**CHALLENGES**
A – Answer these questions from the message about the JAL translator:
(i) How long did it take to get this far?
(ii) Which variable sizes does the translator currently support?
(iii) What does C provide "for free"?
B – Reproduce verbatim the lines of the listing, beginning at its start and continuing through the line containing "The metal powder 16 is at (427, 392).".

**DOCUMENT TEXT**

==============================

2010/4/22 William <[email protected]>:
>> Log: JAL Blink-a-led demo on Arduino board with 
>> AtMega168http://code.google.com/p/jallib/source/detail?r=1968
>
> Very cool!
>

Yes it is, isn't it :)
It has been just over a year since Seb brought this up
(http://groups.google.com/group/jallib/browse_thread/thread/cadc571bc8ff38ea)
and it took two weeks to get this far.
 And especially the Antlr part was informative and fun, so thank you
for bringing this to my attention!

At this point, the translator covers most of the generic part of the
language - procedure and function definition (only in-vars though),
calling of procedures and functions, expressions and all flow control.
Variable support is limited to 8,16 and 32 bits and 'at', 'is' and
'alias' are not supported.

Variable handling is the next topic to addres and I checked out some
code generated by the JAL compiler. In normal cases, the calling
procedure puts the calling values into specific locations of the
destination procedure, execute the call and then takes the value back
(or not, depending on in/out).
However, when a procedure param is volatile, it seems pseudo-variables
are created and these are actually passed to the procedure that gets
called.

With C, you get the parameter passing on stack 'for free', but there
are many different situations to be handeled:
- call by reference or value (in/out or in)
- odd-sized variables (multi-byte but not 8,16 or 32 bits)
- bit variables (including the multi-bit ones)
- aliasses and at (lets ignore 'is' for now).

==============================

[Collected data]
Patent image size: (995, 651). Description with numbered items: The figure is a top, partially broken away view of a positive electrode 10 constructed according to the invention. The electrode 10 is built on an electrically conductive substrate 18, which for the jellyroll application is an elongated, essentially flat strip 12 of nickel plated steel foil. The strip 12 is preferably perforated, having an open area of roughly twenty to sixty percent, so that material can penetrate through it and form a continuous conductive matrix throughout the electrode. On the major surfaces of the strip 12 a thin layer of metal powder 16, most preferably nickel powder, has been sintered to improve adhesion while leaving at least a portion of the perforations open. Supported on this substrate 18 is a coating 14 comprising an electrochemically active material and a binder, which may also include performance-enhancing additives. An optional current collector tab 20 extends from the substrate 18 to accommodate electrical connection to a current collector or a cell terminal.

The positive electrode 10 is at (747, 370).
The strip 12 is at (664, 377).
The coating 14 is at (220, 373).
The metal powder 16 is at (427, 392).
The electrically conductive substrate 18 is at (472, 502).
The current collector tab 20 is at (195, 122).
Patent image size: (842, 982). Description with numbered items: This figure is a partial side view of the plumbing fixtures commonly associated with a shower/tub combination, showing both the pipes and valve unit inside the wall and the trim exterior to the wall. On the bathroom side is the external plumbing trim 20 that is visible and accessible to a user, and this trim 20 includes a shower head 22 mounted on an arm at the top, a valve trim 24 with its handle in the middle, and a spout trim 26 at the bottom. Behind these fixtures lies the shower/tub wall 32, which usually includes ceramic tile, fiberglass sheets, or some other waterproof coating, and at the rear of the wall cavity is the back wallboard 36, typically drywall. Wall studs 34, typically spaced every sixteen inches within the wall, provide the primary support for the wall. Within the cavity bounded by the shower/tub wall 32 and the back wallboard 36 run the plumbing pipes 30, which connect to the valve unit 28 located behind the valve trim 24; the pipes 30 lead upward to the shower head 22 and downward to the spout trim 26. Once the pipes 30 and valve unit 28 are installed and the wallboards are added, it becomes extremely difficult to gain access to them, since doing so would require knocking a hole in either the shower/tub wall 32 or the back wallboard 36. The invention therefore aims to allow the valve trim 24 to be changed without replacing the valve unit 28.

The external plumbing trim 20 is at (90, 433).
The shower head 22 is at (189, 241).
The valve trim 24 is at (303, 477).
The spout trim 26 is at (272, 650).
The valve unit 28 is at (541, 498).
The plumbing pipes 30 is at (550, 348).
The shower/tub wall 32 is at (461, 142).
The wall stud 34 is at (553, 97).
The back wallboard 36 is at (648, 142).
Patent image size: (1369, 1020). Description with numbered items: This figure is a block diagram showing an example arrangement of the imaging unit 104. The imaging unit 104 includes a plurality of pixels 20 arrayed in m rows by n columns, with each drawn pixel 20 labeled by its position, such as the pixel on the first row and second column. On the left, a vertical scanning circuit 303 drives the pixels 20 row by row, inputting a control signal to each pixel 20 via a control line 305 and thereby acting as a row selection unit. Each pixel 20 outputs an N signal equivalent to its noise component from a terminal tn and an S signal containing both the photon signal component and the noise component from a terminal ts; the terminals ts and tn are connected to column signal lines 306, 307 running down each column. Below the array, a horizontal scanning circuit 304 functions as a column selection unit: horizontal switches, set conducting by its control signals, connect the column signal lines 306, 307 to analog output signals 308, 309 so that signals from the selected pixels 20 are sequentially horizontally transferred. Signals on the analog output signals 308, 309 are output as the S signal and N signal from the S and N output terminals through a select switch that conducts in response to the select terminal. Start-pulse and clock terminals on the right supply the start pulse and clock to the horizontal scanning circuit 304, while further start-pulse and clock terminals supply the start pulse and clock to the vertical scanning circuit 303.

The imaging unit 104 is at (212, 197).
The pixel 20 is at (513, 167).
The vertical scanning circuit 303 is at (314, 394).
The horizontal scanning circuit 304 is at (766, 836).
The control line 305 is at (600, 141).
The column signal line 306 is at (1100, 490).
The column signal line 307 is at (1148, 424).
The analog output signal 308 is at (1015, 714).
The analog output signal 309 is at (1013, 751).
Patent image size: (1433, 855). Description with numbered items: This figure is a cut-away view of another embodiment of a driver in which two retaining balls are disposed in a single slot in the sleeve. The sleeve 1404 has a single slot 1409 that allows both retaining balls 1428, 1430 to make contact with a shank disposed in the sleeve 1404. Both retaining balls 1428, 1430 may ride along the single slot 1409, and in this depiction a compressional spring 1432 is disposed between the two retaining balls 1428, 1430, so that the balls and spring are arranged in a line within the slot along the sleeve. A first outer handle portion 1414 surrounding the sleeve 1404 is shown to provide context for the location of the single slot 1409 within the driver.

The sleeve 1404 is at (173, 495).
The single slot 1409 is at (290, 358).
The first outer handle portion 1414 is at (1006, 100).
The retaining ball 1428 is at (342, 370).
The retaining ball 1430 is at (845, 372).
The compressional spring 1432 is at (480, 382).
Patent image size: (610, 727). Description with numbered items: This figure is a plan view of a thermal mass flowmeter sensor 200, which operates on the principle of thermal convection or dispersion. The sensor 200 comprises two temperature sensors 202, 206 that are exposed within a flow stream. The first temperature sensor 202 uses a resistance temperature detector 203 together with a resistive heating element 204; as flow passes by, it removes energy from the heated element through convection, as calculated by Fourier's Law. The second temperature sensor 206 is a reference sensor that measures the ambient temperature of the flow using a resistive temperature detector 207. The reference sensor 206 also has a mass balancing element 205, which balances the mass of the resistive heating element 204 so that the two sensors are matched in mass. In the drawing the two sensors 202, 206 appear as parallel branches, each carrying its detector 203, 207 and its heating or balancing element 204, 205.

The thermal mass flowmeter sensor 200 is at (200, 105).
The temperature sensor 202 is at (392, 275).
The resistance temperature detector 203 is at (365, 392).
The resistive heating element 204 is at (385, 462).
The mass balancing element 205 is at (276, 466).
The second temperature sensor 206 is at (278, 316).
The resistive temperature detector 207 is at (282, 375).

==============================

**RESPONSES**
A –
(i) Two weeks.
(ii) 8, 16 and 32 bits.
(iii) Parameter passing on the stack.

B –
Patent image size: (995, 651). Description with numbered items: The figure is a top, partially broken away view of a positive electrode 10 constructed according to the invention. The electrode 10 is built on an electrically conductive substrate 18, which for the jellyroll application is an elongated, essentially flat strip 12 of nickel plated steel foil. The strip 12 is preferably perforated, having an open area of roughly twenty to sixty percent, so that material can penetrate through it and form a continuous conductive matrix throughout the electrode. On the major surfaces of the strip 12 a thin layer of metal powder 16, most preferably nickel powder, has been sintered to improve adhesion while leaving at least a portion of the perforations open. Supported on this substrate 18 is a coating 14 comprising an electrochemically active material and a binder, which may also include performance-enhancing additives. An optional current collector tab 20 extends from the substrate 18 to accommodate electrical connection to a current collector or a cell terminal.

The positive electrode 10 is at (747, 370).
The strip 12 is at (664, 377).
The coating 14 is at (220, 373).
The metal powder 16 is at (427, 392).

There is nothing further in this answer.